**Dataset entries**
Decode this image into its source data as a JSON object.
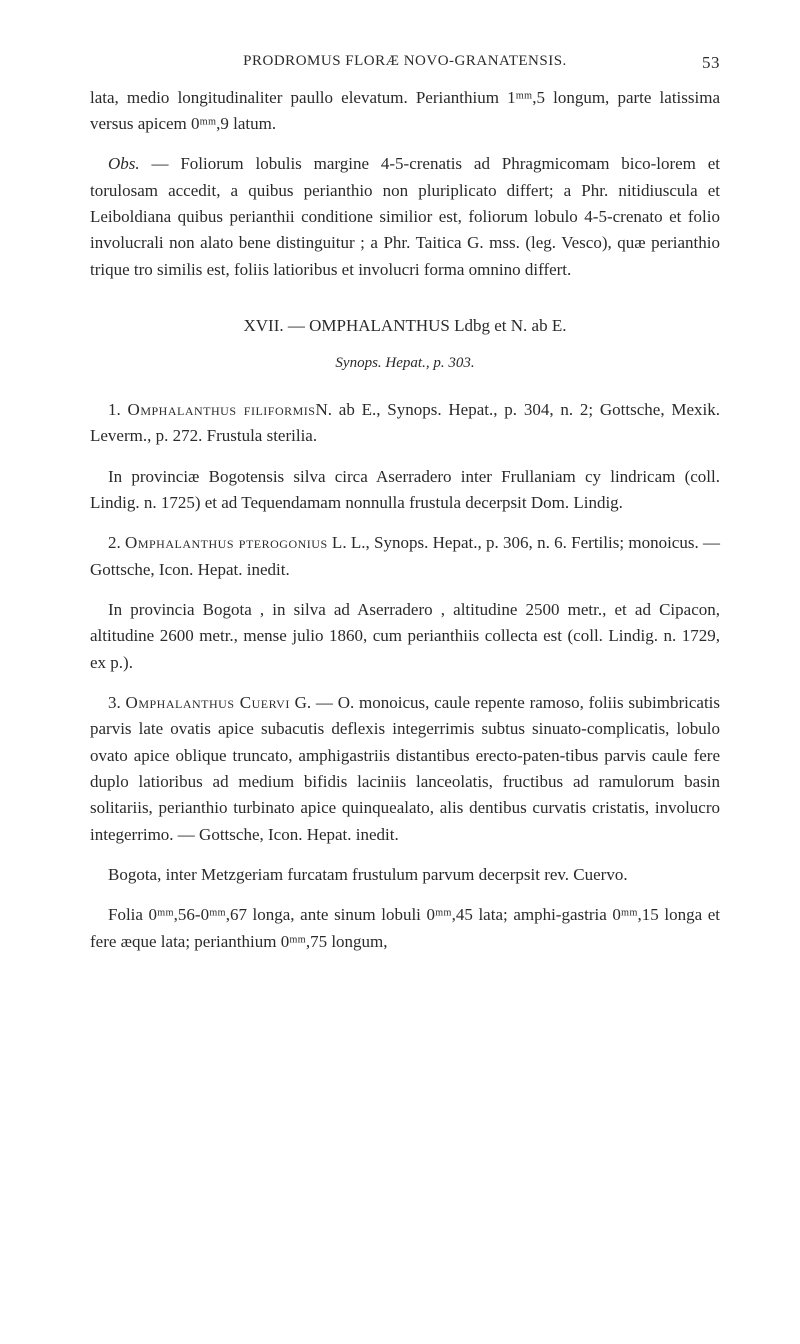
{
  "header": {
    "title": "PRODROMUS FLORÆ NOVO-GRANATENSIS.",
    "page_number": "53"
  },
  "p1": "lata, medio longitudinaliter paullo elevatum. Perianthium 1ᵐᵐ,5 longum, parte latissima versus apicem 0ᵐᵐ,9 latum.",
  "p2_label": "Obs.",
  "p2": " — Foliorum lobulis margine 4-5-crenatis ad Phragmicomam bico-lorem et torulosam accedit, a quibus perianthio non pluriplicato differt; a Phr. nitidiuscula et Leiboldiana quibus perianthii conditione similior est, foliorum lobulo 4-5-crenato et folio involucrali non alato bene distinguitur ; a Phr. Taitica G. mss. (leg. Vesco), quæ perianthio trique tro similis est, foliis latioribus et involucri forma omnino differt.",
  "section": {
    "number": "XVII.",
    "title": " — OMPHALANTHUS Ldbg et N. ab E."
  },
  "subheading": "Synops. Hepat., p. 303.",
  "entry1": {
    "num": "1. ",
    "name": "Omphalanthus filiformis",
    "rest": "N. ab E., Synops. Hepat., p. 304, n. 2; Gottsche, Mexik. Leverm., p. 272. Frustula sterilia."
  },
  "entry1_desc": "In provinciæ Bogotensis silva circa Aserradero inter Frullaniam cy lindricam (coll. Lindig. n. 1725) et ad Tequendamam nonnulla frustula decerpsit Dom. Lindig.",
  "entry2": {
    "num": "2. ",
    "name": "Omphalanthus pterogonius",
    "rest": " L. L., Synops. Hepat., p. 306, n. 6. Fertilis; monoicus. — Gottsche, Icon. Hepat. inedit."
  },
  "entry2_desc": "In provincia Bogota , in silva ad Aserradero , altitudine 2500 metr., et ad Cipacon, altitudine 2600 metr., mense julio 1860, cum perianthiis collecta est (coll. Lindig. n. 1729, ex p.).",
  "entry3": {
    "num": "3. ",
    "name": "Omphalanthus Cuervi",
    "rest": " G. — O. monoicus, caule repente ramoso, foliis subimbricatis parvis late ovatis apice subacutis deflexis integerrimis subtus sinuato-complicatis, lobulo ovato apice oblique truncato, amphigastriis distantibus erecto-paten-tibus parvis caule fere duplo latioribus ad medium bifidis laciniis lanceolatis, fructibus ad ramulorum basin solitariis, perianthio turbinato apice quinquealato, alis dentibus curvatis cristatis, involucro integerrimo. — Gottsche, Icon. Hepat. inedit."
  },
  "entry3_desc1": "Bogota, inter Metzgeriam furcatam frustulum parvum decerpsit rev. Cuervo.",
  "entry3_desc2": "Folia 0ᵐᵐ,56-0ᵐᵐ,67 longa, ante sinum lobuli 0ᵐᵐ,45 lata; amphi-gastria 0ᵐᵐ,15 longa et fere æque lata; perianthium 0ᵐᵐ,75 longum,"
}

**Your task**
Show every line in the entries where the string "Bogota" occurs.

**Result of the exercise**
  "entry2_desc": "In provincia Bogota , in silva ad Aserradero , altitudine 2500 metr., et ad Cipacon, altitudine 2600 metr., mense julio 1860, cum perianthiis collecta est (coll. Lindig. n. 1729, ex p.).",
  "entry3_desc1": "Bogota, inter Metzgeriam furcatam frustulum parvum decerpsit rev. Cuervo.",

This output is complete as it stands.